## [Input rows]
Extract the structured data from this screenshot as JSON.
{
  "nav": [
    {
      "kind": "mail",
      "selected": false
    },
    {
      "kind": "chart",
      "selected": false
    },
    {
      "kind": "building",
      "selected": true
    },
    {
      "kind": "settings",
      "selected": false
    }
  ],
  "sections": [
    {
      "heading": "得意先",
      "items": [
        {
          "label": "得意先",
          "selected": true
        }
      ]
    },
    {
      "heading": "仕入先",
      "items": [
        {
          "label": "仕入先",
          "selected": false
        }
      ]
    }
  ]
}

## [What is required]
Using the material above, print every entry exactly as written.

## [Solved exercise]
Extract the structured data from this screenshot as JSON.
{
  "nav": [
    {
      "kind": "mail",
      "selected": false
    },
    {
      "kind": "chart",
      "selected": false
    },
    {
      "kind": "building",
      "selected": true
    },
    {
      "kind": "settings",
      "selected": false
    }
  ],
  "sections": [
    {
      "heading": "得意先",
      "items": [
        {
          "label": "得意先",
          "selected": true
        }
      ]
    },
    {
      "heading": "仕入先",
      "items": [
        {
          "label": "仕入先",
          "selected": false
        }
      ]
    }
  ]
}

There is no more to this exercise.